# Required task:
Repeat the lines below exactly as they appear, but leave out the images.

# Material provided:
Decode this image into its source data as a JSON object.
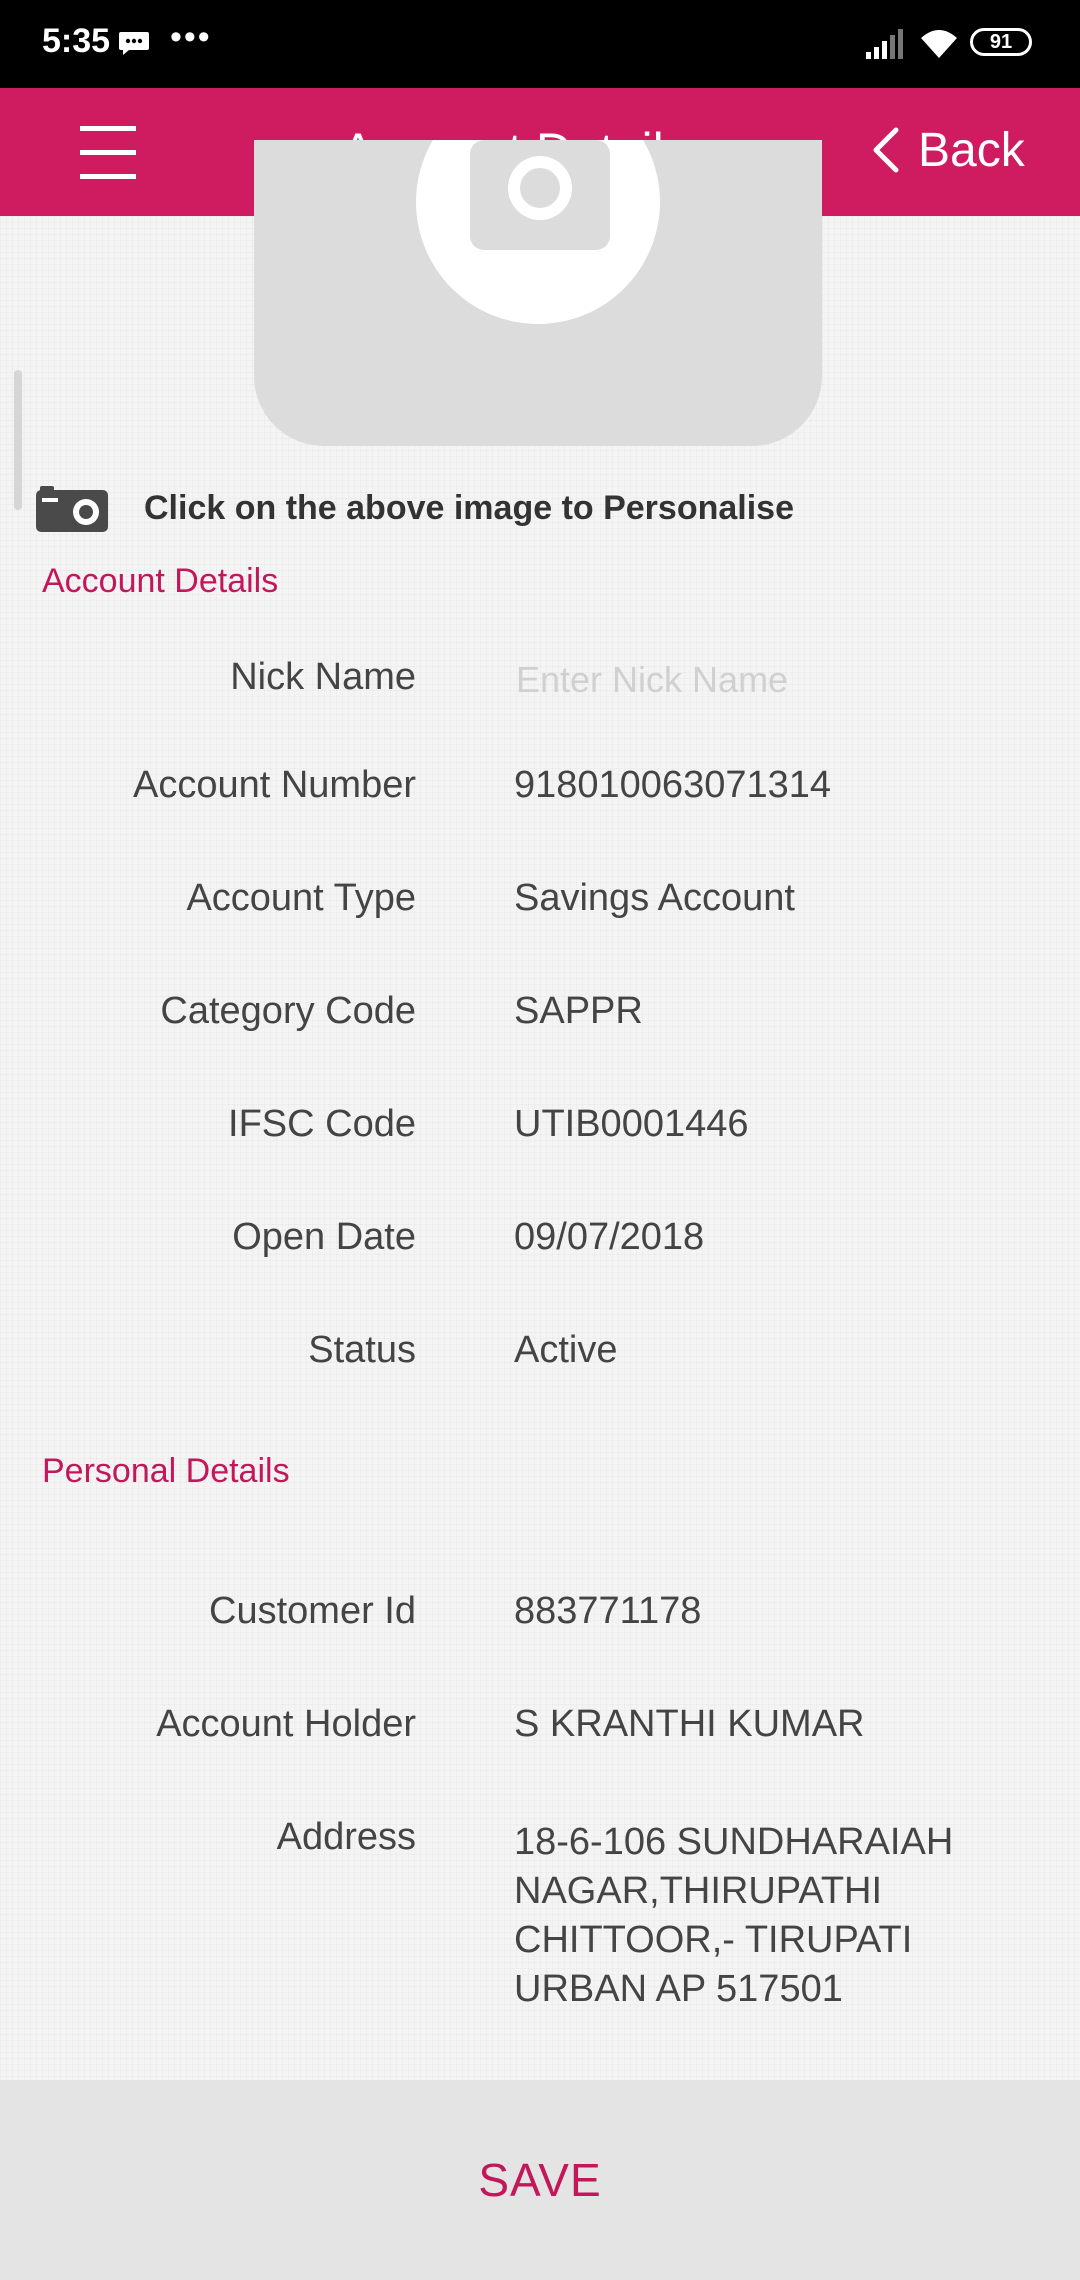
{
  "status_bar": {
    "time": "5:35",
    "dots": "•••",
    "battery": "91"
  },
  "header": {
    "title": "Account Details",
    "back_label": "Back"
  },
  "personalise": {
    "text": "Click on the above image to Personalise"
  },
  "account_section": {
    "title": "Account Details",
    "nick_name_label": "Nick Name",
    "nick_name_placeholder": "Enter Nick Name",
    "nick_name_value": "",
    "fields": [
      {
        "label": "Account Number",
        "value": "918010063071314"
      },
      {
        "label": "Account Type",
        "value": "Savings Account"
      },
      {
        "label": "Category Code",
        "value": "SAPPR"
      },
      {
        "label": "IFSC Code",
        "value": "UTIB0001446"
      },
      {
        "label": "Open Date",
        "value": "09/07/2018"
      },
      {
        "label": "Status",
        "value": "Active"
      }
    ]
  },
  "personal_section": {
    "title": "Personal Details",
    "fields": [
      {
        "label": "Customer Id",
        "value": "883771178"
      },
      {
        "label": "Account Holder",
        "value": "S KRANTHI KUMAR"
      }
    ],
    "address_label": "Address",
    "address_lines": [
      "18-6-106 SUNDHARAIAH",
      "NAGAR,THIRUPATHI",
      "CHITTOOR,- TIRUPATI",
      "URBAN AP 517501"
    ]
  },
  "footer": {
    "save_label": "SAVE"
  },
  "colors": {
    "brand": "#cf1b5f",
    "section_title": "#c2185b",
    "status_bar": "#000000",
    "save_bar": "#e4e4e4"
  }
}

# Full output:
Decode this image into its source data as a JSON object.
{
  "status_bar": {
    "time": "5:35",
    "dots": "•••",
    "battery": "91"
  },
  "header": {
    "title": "Account Details",
    "back_label": "Back"
  },
  "personalise": {
    "text": "Click on the above image to Personalise"
  },
  "account_section": {
    "title": "Account Details",
    "nick_name_label": "Nick Name",
    "nick_name_placeholder": "Enter Nick Name",
    "nick_name_value": "",
    "fields": [
      {
        "label": "Account Number",
        "value": "918010063071314"
      },
      {
        "label": "Account Type",
        "value": "Savings Account"
      },
      {
        "label": "Category Code",
        "value": "SAPPR"
      },
      {
        "label": "IFSC Code",
        "value": "UTIB0001446"
      },
      {
        "label": "Open Date",
        "value": "09/07/2018"
      },
      {
        "label": "Status",
        "value": "Active"
      }
    ]
  },
  "personal_section": {
    "title": "Personal Details",
    "fields": [
      {
        "label": "Customer Id",
        "value": "883771178"
      },
      {
        "label": "Account Holder",
        "value": "S KRANTHI KUMAR"
      }
    ],
    "address_label": "Address",
    "address_lines": [
      "18-6-106 SUNDHARAIAH",
      "NAGAR,THIRUPATHI",
      "CHITTOOR,- TIRUPATI",
      "URBAN AP 517501"
    ]
  },
  "footer": {
    "save_label": "SAVE"
  },
  "colors": {
    "brand": "#cf1b5f",
    "section_title": "#c2185b",
    "status_bar": "#000000",
    "save_bar": "#e4e4e4"
  }
}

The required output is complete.